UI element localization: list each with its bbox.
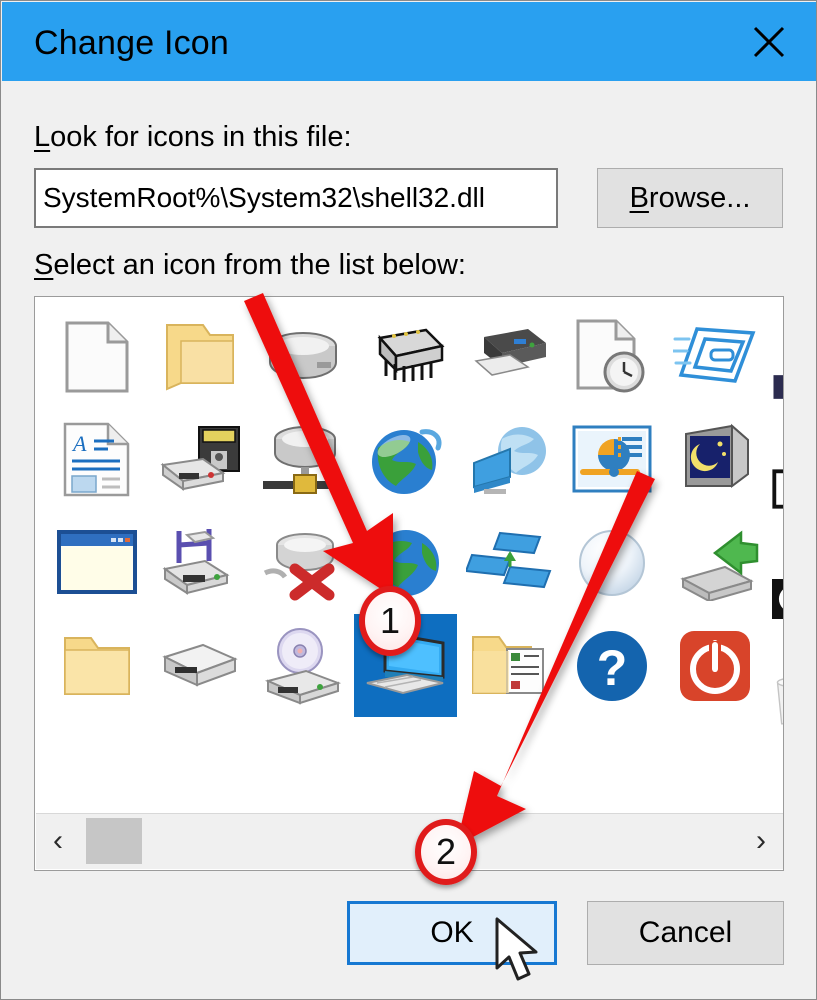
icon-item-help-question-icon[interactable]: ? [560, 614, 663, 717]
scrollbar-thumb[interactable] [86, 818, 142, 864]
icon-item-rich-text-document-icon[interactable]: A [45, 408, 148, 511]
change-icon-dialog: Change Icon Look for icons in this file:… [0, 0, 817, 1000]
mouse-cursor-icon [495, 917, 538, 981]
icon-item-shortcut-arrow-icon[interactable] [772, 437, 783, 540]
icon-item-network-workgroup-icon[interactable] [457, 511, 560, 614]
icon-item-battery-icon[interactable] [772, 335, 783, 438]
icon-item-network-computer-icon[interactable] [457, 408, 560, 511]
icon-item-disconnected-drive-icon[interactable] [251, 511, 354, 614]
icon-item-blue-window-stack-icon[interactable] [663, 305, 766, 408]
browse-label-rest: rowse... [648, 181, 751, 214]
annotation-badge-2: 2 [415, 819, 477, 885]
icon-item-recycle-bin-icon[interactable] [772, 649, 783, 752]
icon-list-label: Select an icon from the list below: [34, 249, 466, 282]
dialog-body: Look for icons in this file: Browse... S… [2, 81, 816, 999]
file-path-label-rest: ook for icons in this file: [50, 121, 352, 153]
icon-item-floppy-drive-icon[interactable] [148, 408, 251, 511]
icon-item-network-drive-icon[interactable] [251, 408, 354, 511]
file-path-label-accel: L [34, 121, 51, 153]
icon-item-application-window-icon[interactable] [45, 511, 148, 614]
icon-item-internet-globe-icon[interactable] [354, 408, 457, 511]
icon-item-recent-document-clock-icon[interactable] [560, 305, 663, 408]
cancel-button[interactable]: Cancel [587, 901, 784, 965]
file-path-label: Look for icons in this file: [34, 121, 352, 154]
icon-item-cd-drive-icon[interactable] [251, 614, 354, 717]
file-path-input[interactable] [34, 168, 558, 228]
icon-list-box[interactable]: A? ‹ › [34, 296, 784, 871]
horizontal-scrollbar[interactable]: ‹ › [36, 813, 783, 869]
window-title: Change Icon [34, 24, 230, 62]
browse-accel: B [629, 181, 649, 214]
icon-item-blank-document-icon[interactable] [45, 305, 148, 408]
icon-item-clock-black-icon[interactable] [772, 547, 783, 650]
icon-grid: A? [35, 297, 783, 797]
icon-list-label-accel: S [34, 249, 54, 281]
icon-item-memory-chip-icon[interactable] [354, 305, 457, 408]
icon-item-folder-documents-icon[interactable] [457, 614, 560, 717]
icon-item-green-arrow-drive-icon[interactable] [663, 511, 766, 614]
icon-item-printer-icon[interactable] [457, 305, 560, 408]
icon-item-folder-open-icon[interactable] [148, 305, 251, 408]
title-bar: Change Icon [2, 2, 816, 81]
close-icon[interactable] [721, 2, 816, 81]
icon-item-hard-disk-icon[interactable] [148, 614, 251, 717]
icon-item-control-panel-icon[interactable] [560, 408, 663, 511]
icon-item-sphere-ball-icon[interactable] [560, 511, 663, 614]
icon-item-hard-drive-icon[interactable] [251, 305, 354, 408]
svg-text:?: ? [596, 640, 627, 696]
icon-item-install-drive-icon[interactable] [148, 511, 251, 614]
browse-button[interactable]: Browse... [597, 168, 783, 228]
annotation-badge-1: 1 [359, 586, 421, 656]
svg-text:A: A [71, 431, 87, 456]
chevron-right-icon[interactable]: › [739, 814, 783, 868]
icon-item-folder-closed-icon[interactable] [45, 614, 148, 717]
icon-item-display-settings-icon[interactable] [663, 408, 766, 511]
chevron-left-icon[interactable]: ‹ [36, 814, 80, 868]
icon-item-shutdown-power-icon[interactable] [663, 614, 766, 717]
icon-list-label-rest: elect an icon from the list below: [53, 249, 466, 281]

수행할 과제:
위 항목 전체를 다시 적되 "interactable"를 모두 "clickable"로 바꿔 갱신하고, 나머지는 그대로 두세요. 그림은 답에서 빼 주세요.

과제 답안:
UI element localization: list each with its bbox.
icon-item-help-question-icon[clickable]: ? [560, 614, 663, 717]
scrollbar-thumb[clickable] [86, 818, 142, 864]
icon-item-rich-text-document-icon[clickable]: A [45, 408, 148, 511]
change-icon-dialog: Change Icon Look for icons in this file:… [0, 0, 817, 1000]
mouse-cursor-icon [495, 917, 538, 981]
icon-item-shortcut-arrow-icon[clickable] [772, 437, 783, 540]
icon-item-network-workgroup-icon[clickable] [457, 511, 560, 614]
icon-item-battery-icon[clickable] [772, 335, 783, 438]
icon-item-network-computer-icon[clickable] [457, 408, 560, 511]
icon-item-disconnected-drive-icon[clickable] [251, 511, 354, 614]
icon-item-blue-window-stack-icon[clickable] [663, 305, 766, 408]
browse-label-rest: rowse... [648, 181, 751, 214]
annotation-badge-2: 2 [415, 819, 477, 885]
icon-item-recycle-bin-icon[clickable] [772, 649, 783, 752]
icon-list-label: Select an icon from the list below: [34, 249, 466, 282]
dialog-body: Look for icons in this file: Browse... S… [2, 81, 816, 999]
file-path-label-rest: ook for icons in this file: [50, 121, 352, 153]
icon-item-floppy-drive-icon[clickable] [148, 408, 251, 511]
icon-item-network-drive-icon[clickable] [251, 408, 354, 511]
file-path-label-accel: L [34, 121, 51, 153]
icon-item-application-window-icon[clickable] [45, 511, 148, 614]
icon-item-internet-globe-icon[clickable] [354, 408, 457, 511]
icon-item-recent-document-clock-icon[clickable] [560, 305, 663, 408]
cancel-button[clickable]: Cancel [587, 901, 784, 965]
file-path-label: Look for icons in this file: [34, 121, 352, 154]
icon-item-cd-drive-icon[clickable] [251, 614, 354, 717]
file-path-input[clickable] [34, 168, 558, 228]
icon-list-box[clickable]: A? ‹ › [34, 296, 784, 871]
horizontal-scrollbar[clickable]: ‹ › [36, 813, 783, 869]
window-title: Change Icon [34, 24, 230, 62]
browse-accel: B [629, 181, 649, 214]
icon-item-blank-document-icon[clickable] [45, 305, 148, 408]
icon-item-clock-black-icon[clickable] [772, 547, 783, 650]
icon-grid: A? [35, 297, 783, 797]
icon-list-label-accel: S [34, 249, 54, 281]
icon-item-memory-chip-icon[clickable] [354, 305, 457, 408]
icon-item-folder-documents-icon[clickable] [457, 614, 560, 717]
icon-item-green-arrow-drive-icon[clickable] [663, 511, 766, 614]
icon-item-printer-icon[clickable] [457, 305, 560, 408]
icon-item-folder-open-icon[clickable] [148, 305, 251, 408]
title-bar: Change Icon [2, 2, 816, 81]
close-icon[clickable] [721, 2, 816, 81]
icon-item-hard-disk-icon[clickable] [148, 614, 251, 717]
icon-item-control-panel-icon[clickable] [560, 408, 663, 511]
icon-item-sphere-ball-icon[clickable] [560, 511, 663, 614]
icon-item-hard-drive-icon[clickable] [251, 305, 354, 408]
svg-text:?: ? [596, 640, 627, 696]
icon-item-install-drive-icon[clickable] [148, 511, 251, 614]
browse-button[clickable]: Browse... [597, 168, 783, 228]
annotation-badge-1: 1 [359, 586, 421, 656]
svg-text:A: A [71, 431, 87, 456]
chevron-right-icon[clickable]: › [739, 814, 783, 868]
icon-item-folder-closed-icon[clickable] [45, 614, 148, 717]
icon-item-display-settings-icon[clickable] [663, 408, 766, 511]
chevron-left-icon[clickable]: ‹ [36, 814, 80, 868]
icon-item-shutdown-power-icon[clickable] [663, 614, 766, 717]
icon-list-label-rest: elect an icon from the list below: [53, 249, 466, 281]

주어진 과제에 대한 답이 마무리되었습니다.